MATERIAL PROVIDED:
────────────────────
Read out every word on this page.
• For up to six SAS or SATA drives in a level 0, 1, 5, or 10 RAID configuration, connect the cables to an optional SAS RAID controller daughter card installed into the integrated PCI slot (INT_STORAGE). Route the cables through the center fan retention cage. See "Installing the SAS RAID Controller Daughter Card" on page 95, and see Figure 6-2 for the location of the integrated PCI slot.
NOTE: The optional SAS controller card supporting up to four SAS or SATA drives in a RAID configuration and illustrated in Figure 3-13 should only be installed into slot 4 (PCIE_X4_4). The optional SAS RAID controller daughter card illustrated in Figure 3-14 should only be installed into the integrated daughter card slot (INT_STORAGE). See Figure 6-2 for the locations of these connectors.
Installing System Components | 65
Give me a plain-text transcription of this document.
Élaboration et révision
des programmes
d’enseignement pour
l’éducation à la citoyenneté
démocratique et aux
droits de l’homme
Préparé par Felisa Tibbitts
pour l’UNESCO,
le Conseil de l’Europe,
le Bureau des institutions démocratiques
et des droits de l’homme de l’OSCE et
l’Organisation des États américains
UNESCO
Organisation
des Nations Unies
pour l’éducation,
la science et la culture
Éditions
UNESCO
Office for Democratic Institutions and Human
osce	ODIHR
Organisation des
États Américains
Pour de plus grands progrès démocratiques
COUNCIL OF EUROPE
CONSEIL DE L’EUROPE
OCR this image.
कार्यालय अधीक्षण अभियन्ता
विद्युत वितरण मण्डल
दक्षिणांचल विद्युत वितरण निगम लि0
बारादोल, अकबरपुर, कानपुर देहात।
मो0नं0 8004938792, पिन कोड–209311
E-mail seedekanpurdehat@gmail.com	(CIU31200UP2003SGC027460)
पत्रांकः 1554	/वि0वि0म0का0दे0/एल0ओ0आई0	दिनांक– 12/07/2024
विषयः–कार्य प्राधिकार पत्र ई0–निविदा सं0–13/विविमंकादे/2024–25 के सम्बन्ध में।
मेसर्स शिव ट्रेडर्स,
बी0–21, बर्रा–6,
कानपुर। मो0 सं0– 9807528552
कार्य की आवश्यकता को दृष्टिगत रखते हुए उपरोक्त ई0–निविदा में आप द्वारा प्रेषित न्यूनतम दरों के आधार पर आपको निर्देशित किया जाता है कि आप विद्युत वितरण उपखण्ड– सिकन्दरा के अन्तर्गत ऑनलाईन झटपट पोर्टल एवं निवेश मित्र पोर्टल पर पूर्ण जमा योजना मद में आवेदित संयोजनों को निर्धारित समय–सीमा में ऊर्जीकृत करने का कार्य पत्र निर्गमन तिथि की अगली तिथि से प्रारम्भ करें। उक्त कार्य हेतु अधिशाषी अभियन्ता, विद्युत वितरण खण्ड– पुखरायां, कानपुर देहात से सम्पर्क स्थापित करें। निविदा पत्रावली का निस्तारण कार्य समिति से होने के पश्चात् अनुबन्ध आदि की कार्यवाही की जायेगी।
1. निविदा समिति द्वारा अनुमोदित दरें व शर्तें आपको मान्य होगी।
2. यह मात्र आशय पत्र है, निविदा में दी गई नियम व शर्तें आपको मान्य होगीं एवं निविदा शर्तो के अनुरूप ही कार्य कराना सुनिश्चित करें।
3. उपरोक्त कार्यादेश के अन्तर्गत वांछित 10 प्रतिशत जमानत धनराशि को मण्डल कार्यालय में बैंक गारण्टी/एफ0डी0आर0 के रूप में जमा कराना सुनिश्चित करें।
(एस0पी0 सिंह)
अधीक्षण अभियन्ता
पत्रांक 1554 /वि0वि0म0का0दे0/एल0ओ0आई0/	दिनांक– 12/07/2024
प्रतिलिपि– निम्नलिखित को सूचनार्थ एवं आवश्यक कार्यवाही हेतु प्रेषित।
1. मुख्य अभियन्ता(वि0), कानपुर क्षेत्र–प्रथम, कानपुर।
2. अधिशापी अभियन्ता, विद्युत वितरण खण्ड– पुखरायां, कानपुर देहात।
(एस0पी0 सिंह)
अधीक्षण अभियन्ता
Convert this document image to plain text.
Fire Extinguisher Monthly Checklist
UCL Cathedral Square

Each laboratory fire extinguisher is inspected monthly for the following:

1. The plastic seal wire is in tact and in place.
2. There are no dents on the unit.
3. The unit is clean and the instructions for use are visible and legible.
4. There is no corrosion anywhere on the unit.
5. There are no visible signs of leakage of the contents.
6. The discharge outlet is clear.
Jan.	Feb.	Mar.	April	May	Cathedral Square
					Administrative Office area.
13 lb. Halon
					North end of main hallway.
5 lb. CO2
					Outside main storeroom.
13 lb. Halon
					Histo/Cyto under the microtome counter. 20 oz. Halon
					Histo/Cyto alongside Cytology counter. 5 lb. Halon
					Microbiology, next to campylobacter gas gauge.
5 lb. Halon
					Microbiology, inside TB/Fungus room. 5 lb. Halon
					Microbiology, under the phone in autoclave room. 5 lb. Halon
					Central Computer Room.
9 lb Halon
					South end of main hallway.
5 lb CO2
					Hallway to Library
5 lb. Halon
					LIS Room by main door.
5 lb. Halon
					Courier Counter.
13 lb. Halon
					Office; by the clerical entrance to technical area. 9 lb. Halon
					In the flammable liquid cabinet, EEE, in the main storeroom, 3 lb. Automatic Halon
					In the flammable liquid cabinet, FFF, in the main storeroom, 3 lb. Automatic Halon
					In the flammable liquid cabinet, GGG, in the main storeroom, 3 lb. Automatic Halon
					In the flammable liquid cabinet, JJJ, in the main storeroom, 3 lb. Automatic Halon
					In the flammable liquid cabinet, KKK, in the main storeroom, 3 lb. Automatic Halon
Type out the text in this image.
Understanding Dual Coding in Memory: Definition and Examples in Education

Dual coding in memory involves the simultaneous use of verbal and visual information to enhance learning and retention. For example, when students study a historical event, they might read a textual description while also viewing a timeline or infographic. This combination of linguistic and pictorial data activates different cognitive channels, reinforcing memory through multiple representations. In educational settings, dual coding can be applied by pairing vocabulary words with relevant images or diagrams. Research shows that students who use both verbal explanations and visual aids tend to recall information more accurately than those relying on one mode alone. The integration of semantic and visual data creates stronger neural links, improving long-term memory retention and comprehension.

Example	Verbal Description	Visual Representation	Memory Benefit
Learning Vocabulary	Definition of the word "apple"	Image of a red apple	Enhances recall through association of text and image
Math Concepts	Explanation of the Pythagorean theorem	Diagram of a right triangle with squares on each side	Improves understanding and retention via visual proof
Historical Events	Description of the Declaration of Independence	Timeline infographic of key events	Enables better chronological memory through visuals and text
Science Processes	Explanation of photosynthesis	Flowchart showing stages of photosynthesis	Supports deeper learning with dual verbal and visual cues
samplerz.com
────────────────────
YOUR GOAL: Go through the entries and repeat each one exactly.

WRITTEN SOLUTION:
Read out every word on this page.
• For up to six SAS or SATA drives in a level 0, 1, 5, or 10 RAID configuration, connect the cables to an optional SAS RAID controller daughter card installed into the integrated PCI slot (INT_STORAGE). Route the cables through the center fan retention cage. See "Installing the SAS RAID Controller Daughter Card" on page 95, and see Figure 6-2 for the location of the integrated PCI slot.
NOTE: The optional SAS controller card supporting up to four SAS or SATA drives in a RAID configuration and illustrated in Figure 3-13 should only be installed into slot 4 (PCIE_X4_4). The optional SAS RAID controller daughter card illustrated in Figure 3-14 should only be installed into the integrated daughter card slot (INT_STORAGE). See Figure 6-2 for the locations of these connectors.
Installing System Components | 65
Give me a plain-text transcription of this document.
Élaboration et révision
des programmes
d’enseignement pour
l’éducation à la citoyenneté
démocratique et aux
droits de l’homme
Préparé par Felisa Tibbitts
pour l’UNESCO,
le Conseil de l’Europe,
le Bureau des institutions démocratiques
et des droits de l’homme de l’OSCE et
l’Organisation des États américains
UNESCO
Organisation
des Nations Unies
pour l’éducation,
la science et la culture
Éditions
UNESCO
Office for Democratic Institutions and Human
osce	ODIHR
Organisation des
États Américains
Pour de plus grands progrès démocratiques
COUNCIL OF EUROPE
CONSEIL DE L’EUROPE
OCR this image.
कार्यालय अधीक्षण अभियन्ता
विद्युत वितरण मण्डल
दक्षिणांचल विद्युत वितरण निगम लि0
बारादोल, अकबरपुर, कानपुर देहात।
मो0नं0 8004938792, पिन कोड–209311
E-mail seedekanpurdehat@gmail.com	(CIU31200UP2003SGC027460)
पत्रांकः 1554	/वि0वि0म0का0दे0/एल0ओ0आई0	दिनांक– 12/07/2024
विषयः–कार्य प्राधिकार पत्र ई0–निविदा सं0–13/विविमंकादे/2024–25 के सम्बन्ध में।
मेसर्स शिव ट्रेडर्स,
बी0–21, बर्रा–6,
कानपुर। मो0 सं0– 9807528552
कार्य की आवश्यकता को दृष्टिगत रखते हुए उपरोक्त ई0–निविदा में आप द्वारा प्रेषित न्यूनतम दरों के आधार पर आपको निर्देशित किया जाता है कि आप विद्युत वितरण उपखण्ड– सिकन्दरा के अन्तर्गत ऑनलाईन झटपट पोर्टल एवं निवेश मित्र पोर्टल पर पूर्ण जमा योजना मद में आवेदित संयोजनों को निर्धारित समय–सीमा में ऊर्जीकृत करने का कार्य पत्र निर्गमन तिथि की अगली तिथि से प्रारम्भ करें। उक्त कार्य हेतु अधिशाषी अभियन्ता, विद्युत वितरण खण्ड– पुखरायां, कानपुर देहात से सम्पर्क स्थापित करें। निविदा पत्रावली का निस्तारण कार्य समिति से होने के पश्चात् अनुबन्ध आदि की कार्यवाही की जायेगी।
1. निविदा समिति द्वारा अनुमोदित दरें व शर्तें आपको मान्य होगी।
2. यह मात्र आशय पत्र है, निविदा में दी गई नियम व शर्तें आपको मान्य होगीं एवं निविदा शर्तो के अनुरूप ही कार्य कराना सुनिश्चित करें।
3. उपरोक्त कार्यादेश के अन्तर्गत वांछित 10 प्रतिशत जमानत धनराशि को मण्डल कार्यालय में बैंक गारण्टी/एफ0डी0आर0 के रूप में जमा कराना सुनिश्चित करें।
(एस0पी0 सिंह)
अधीक्षण अभियन्ता
पत्रांक 1554 /वि0वि0म0का0दे0/एल0ओ0आई0/	दिनांक– 12/07/2024
प्रतिलिपि– निम्नलिखित को सूचनार्थ एवं आवश्यक कार्यवाही हेतु प्रेषित।
1. मुख्य अभियन्ता(वि0), कानपुर क्षेत्र–प्रथम, कानपुर।
2. अधिशापी अभियन्ता, विद्युत वितरण खण्ड– पुखरायां, कानपुर देहात।
(एस0पी0 सिंह)
अधीक्षण अभियन्ता
Convert this document image to plain text.
Fire Extinguisher Monthly Checklist
UCL Cathedral Square

Each laboratory fire extinguisher is inspected monthly for the following:

1. The plastic seal wire is in tact and in place.
2. There are no dents on the unit.
3. The unit is clean and the instructions for use are visible and legible.
4. There is no corrosion anywhere on the unit.
5. There are no visible signs of leakage of the contents.
6. The discharge outlet is clear.
Jan.	Feb.	Mar.	April	May	Cathedral Square
					Administrative Office area.
13 lb. Halon
					North end of main hallway.
5 lb. CO2
					Outside main storeroom.
13 lb. Halon
					Histo/Cyto under the microtome counter. 20 oz. Halon
					Histo/Cyto alongside Cytology counter. 5 lb. Halon
					Microbiology, next to campylobacter gas gauge.
5 lb. Halon
					Microbiology, inside TB/Fungus room. 5 lb. Halon
					Microbiology, under the phone in autoclave room. 5 lb. Halon
					Central Computer Room.
9 lb Halon
					South end of main hallway.
5 lb CO2
					Hallway to Library
5 lb. Halon
					LIS Room by main door.
5 lb. Halon
					Courier Counter.
13 lb. Halon
					Office; by the clerical entrance to technical area. 9 lb. Halon
					In the flammable liquid cabinet, EEE, in the main storeroom, 3 lb. Automatic Halon
					In the flammable liquid cabinet, FFF, in the main storeroom, 3 lb. Automatic Halon
					In the flammable liquid cabinet, GGG, in the main storeroom, 3 lb. Automatic Halon
					In the flammable liquid cabinet, JJJ, in the main storeroom, 3 lb. Automatic Halon
					In the flammable liquid cabinet, KKK, in the main storeroom, 3 lb. Automatic Halon
Type out the text in this image.
Understanding Dual Coding in Memory: Definition and Examples in Education

Dual coding in memory involves the simultaneous use of verbal and visual information to enhance learning and retention. For example, when students study a historical event, they might read a textual description while also viewing a timeline or infographic. This combination of linguistic and pictorial data activates different cognitive channels, reinforcing memory through multiple representations. In educational settings, dual coding can be applied by pairing vocabulary words with relevant images or diagrams. Research shows that students who use both verbal explanations and visual aids tend to recall information more accurately than those relying on one mode alone. The integration of semantic and visual data creates stronger neural links, improving long-term memory retention and comprehension.

Example	Verbal Description	Visual Representation	Memory Benefit
Learning Vocabulary	Definition of the word "apple"	Image of a red apple	Enhances recall through association of text and image
Math Concepts	Explanation of the Pythagorean theorem	Diagram of a right triangle with squares on each side	Improves understanding and retention via visual proof
Historical Events	Description of the Declaration of Independence	Timeline infographic of key events	Enables better chronological memory through visuals and text
Science Processes	Explanation of photosynthesis	Flowchart showing stages of photosynthesis	Supports deeper learning with dual verbal and visual cues
samplerz.com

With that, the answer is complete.